-------- The data --------

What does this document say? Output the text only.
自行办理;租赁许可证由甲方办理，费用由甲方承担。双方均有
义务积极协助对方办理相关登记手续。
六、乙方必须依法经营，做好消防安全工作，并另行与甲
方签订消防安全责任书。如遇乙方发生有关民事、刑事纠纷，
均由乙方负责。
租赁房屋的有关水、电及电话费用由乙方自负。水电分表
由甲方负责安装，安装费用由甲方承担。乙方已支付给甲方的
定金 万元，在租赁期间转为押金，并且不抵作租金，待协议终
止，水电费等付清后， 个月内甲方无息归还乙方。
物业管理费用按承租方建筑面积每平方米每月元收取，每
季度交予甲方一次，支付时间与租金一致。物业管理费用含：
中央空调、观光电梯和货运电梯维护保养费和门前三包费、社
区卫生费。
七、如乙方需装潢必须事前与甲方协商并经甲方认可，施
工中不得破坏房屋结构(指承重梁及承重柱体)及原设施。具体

--------

What you should do » Give all the records again. Match them exactly.

Written response »
What does this document say? Output the text only.
自行办理;租赁许可证由甲方办理，费用由甲方承担。双方均有
义务积极协助对方办理相关登记手续。
六、乙方必须依法经营，做好消防安全工作，并另行与甲
方签订消防安全责任书。如遇乙方发生有关民事、刑事纠纷，
均由乙方负责。
租赁房屋的有关水、电及电话费用由乙方自负。水电分表
由甲方负责安装，安装费用由甲方承担。乙方已支付给甲方的
定金 万元，在租赁期间转为押金，并且不抵作租金，待协议终
止，水电费等付清后， 个月内甲方无息归还乙方。
物业管理费用按承租方建筑面积每平方米每月元收取，每
季度交予甲方一次，支付时间与租金一致。物业管理费用含：
中央空调、观光电梯和货运电梯维护保养费和门前三包费、社
区卫生费。
七、如乙方需装潢必须事前与甲方协商并经甲方认可，施
工中不得破坏房屋结构(指承重梁及承重柱体)及原设施。具体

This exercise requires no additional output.